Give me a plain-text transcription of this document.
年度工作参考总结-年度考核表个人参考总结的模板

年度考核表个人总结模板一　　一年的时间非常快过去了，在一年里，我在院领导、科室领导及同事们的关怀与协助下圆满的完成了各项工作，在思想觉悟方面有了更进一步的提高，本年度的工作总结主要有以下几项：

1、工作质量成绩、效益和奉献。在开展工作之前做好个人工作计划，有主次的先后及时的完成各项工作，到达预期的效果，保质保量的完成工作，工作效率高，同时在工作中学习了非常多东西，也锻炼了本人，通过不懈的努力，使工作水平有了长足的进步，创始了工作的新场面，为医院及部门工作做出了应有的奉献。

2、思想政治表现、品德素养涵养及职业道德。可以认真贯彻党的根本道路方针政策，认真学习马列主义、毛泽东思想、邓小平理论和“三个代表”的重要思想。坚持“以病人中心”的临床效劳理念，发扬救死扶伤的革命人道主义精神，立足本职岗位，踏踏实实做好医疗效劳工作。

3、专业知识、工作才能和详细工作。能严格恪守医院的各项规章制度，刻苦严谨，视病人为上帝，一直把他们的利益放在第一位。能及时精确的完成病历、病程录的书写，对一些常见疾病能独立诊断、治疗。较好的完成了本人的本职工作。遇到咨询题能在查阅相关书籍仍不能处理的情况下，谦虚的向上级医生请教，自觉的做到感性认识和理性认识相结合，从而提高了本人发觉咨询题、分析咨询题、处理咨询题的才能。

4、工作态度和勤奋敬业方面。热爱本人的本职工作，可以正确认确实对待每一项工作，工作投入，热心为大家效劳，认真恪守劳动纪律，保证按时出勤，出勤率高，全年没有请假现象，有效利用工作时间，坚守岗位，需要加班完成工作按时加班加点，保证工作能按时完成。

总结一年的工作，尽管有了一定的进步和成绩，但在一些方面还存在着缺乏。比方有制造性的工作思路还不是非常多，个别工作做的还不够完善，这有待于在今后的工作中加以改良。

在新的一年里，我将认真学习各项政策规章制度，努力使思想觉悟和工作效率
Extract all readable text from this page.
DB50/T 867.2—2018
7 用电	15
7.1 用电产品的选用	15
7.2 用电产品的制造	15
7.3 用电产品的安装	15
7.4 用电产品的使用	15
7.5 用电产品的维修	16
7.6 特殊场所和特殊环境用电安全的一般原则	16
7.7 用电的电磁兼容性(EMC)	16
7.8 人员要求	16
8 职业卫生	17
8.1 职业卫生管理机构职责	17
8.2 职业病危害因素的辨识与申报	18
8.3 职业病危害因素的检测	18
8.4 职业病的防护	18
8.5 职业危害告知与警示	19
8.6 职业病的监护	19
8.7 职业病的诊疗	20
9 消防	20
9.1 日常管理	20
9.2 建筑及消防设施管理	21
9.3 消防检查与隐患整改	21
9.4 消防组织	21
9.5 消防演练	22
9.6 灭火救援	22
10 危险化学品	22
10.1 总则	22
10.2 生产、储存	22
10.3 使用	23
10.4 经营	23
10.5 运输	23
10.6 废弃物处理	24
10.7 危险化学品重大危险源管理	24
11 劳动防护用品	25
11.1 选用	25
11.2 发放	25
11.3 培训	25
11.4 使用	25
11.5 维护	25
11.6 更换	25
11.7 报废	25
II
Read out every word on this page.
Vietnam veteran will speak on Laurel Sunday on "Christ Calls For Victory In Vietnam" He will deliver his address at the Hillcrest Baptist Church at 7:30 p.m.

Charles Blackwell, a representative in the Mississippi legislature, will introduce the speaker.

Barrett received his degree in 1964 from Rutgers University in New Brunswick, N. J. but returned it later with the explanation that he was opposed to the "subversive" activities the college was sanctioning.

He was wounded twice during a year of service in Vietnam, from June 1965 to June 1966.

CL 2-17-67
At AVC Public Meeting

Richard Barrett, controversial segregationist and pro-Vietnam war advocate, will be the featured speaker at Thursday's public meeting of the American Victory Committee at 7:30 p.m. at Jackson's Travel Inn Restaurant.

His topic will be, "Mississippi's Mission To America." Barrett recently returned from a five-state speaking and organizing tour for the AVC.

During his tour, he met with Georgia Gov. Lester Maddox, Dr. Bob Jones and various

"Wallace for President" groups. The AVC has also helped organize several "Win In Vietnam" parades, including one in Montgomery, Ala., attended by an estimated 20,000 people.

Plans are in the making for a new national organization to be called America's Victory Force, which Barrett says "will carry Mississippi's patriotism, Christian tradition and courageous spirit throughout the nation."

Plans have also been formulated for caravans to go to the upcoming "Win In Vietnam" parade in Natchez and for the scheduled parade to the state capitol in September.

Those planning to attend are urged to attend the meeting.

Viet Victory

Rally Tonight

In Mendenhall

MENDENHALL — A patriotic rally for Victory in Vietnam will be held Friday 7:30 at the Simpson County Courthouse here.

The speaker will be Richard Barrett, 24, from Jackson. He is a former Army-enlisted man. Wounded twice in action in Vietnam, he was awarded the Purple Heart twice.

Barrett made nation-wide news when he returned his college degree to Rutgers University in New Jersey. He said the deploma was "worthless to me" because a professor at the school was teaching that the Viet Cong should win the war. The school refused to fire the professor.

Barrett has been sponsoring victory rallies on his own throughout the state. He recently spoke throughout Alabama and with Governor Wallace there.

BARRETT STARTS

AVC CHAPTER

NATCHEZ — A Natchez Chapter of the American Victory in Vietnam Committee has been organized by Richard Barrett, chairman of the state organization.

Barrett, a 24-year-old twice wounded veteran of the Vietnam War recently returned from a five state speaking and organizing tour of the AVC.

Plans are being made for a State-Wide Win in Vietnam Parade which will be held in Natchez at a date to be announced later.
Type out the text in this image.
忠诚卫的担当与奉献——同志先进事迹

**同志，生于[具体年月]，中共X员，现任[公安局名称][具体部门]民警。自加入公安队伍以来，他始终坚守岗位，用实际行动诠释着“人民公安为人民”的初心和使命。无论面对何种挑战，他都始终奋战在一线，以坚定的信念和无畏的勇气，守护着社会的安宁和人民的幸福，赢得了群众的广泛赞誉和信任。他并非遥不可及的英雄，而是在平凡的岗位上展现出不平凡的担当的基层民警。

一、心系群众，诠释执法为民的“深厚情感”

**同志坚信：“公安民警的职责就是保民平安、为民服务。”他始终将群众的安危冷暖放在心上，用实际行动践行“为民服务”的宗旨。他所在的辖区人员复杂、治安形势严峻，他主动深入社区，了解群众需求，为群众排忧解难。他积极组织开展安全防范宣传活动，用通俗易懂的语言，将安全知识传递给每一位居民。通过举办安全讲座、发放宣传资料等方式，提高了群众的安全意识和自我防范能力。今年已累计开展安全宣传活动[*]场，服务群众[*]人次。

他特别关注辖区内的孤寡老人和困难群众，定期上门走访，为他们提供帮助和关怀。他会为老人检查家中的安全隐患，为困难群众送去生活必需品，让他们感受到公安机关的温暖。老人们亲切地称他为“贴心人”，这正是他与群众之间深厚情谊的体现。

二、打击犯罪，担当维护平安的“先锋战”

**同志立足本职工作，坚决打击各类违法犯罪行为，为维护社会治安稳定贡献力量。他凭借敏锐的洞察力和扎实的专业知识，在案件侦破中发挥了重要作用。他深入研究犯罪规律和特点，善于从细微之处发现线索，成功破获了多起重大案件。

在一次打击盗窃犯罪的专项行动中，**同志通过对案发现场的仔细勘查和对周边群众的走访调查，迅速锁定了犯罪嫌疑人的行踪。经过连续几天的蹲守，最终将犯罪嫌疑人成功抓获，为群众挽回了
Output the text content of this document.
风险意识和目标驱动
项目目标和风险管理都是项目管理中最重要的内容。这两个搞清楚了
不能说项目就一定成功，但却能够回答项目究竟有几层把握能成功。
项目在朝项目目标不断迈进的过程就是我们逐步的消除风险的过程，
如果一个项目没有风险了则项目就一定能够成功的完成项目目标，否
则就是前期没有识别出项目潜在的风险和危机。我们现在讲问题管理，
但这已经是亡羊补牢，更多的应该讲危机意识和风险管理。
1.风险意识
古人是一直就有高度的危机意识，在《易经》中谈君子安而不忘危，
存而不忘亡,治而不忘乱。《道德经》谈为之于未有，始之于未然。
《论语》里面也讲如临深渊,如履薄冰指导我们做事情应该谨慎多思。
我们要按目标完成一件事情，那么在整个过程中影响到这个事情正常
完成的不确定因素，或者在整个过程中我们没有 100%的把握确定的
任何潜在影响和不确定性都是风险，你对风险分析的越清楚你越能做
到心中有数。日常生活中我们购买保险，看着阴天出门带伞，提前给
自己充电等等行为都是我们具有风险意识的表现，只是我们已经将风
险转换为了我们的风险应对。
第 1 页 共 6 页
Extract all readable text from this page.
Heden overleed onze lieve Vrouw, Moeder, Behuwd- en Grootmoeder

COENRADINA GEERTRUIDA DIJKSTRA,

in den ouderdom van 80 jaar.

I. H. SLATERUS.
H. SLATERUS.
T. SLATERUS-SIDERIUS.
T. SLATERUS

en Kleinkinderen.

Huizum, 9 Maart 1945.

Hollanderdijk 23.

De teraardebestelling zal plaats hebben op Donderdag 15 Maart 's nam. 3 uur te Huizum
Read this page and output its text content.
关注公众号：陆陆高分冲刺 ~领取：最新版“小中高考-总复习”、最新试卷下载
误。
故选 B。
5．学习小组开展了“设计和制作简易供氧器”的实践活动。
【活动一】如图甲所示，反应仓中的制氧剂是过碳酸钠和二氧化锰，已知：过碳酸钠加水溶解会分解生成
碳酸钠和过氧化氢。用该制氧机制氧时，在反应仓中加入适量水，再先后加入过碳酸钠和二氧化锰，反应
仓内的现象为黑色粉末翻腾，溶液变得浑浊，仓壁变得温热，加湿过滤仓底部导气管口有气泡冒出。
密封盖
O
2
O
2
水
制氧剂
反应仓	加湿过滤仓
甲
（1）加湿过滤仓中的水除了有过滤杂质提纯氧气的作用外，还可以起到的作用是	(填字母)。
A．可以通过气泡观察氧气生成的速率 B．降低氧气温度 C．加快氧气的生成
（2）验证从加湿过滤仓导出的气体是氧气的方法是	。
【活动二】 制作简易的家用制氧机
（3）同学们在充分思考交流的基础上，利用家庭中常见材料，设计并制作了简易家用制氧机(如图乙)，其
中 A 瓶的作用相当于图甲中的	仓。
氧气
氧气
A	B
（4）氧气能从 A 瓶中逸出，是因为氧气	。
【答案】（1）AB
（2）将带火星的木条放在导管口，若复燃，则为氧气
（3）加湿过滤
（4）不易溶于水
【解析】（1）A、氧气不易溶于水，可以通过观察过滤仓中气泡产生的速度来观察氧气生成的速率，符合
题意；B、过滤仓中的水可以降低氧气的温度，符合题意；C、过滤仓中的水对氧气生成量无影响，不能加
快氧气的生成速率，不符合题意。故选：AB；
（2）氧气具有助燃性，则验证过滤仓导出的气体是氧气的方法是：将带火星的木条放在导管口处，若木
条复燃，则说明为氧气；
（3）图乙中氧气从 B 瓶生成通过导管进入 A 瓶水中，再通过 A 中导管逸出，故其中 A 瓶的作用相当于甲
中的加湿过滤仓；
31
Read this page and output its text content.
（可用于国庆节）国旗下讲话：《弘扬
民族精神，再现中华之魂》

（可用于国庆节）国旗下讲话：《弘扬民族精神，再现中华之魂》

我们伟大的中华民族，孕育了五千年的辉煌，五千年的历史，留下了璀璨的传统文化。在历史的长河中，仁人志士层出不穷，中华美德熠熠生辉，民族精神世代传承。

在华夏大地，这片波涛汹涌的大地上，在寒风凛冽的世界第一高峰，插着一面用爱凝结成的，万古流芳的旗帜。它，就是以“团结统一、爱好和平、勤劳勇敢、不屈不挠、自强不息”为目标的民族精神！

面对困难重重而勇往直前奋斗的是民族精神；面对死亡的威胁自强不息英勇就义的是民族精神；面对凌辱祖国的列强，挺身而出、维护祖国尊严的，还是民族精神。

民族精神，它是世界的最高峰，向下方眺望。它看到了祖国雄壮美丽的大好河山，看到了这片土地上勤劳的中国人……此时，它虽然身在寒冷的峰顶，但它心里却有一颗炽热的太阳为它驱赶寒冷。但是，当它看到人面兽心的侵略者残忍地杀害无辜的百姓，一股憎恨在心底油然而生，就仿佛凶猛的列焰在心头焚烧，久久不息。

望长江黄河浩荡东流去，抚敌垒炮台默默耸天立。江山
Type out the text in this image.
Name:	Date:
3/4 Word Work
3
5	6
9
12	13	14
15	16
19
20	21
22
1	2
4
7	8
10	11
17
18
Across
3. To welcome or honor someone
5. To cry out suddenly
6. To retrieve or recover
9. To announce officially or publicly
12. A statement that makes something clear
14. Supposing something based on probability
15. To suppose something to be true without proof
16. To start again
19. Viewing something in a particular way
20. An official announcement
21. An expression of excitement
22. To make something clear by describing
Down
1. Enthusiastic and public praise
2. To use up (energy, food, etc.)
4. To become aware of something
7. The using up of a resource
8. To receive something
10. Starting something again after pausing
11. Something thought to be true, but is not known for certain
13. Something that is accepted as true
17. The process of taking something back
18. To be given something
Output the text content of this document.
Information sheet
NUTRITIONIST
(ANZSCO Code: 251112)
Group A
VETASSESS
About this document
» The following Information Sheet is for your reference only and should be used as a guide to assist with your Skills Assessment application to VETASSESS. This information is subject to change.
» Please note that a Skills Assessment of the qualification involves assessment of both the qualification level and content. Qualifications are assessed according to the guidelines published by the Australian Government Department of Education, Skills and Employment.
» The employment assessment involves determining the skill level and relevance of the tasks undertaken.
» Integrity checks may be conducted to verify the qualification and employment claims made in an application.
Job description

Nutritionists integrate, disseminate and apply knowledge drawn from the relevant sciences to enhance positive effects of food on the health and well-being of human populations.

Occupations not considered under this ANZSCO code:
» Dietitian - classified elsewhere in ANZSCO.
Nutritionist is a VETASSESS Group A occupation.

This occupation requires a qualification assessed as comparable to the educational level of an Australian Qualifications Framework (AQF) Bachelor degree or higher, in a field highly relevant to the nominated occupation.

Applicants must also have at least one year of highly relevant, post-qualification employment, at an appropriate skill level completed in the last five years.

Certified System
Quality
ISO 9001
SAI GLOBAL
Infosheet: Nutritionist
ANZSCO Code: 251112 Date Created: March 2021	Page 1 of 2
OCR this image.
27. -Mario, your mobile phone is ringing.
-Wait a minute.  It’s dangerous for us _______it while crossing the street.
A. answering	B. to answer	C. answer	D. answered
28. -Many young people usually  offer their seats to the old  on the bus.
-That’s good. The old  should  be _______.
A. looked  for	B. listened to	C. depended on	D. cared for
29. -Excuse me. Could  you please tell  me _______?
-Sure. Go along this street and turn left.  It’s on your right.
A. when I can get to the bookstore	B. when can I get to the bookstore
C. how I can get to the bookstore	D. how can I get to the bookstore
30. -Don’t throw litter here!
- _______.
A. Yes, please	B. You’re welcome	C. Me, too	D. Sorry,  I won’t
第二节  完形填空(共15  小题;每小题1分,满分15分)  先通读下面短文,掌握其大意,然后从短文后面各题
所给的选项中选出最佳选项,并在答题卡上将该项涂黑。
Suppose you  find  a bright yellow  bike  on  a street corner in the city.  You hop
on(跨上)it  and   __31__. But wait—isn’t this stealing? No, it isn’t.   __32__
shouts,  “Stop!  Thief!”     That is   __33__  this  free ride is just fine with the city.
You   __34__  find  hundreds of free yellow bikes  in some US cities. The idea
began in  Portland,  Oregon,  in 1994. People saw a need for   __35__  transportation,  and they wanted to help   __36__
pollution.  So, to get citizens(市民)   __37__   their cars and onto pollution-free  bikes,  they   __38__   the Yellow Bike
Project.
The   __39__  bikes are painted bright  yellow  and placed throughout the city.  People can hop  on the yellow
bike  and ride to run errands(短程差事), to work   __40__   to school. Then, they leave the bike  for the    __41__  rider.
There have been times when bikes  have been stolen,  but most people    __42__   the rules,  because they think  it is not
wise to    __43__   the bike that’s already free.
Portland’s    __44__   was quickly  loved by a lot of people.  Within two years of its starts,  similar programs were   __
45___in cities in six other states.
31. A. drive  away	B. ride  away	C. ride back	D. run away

> _Problem_: Write out each line of the data that holds the string "SLATERUS".

> _Right answer_:
I. H. SLATERUS.
H. SLATERUS.
T. SLATERUS-SIDERIUS.
T. SLATERUS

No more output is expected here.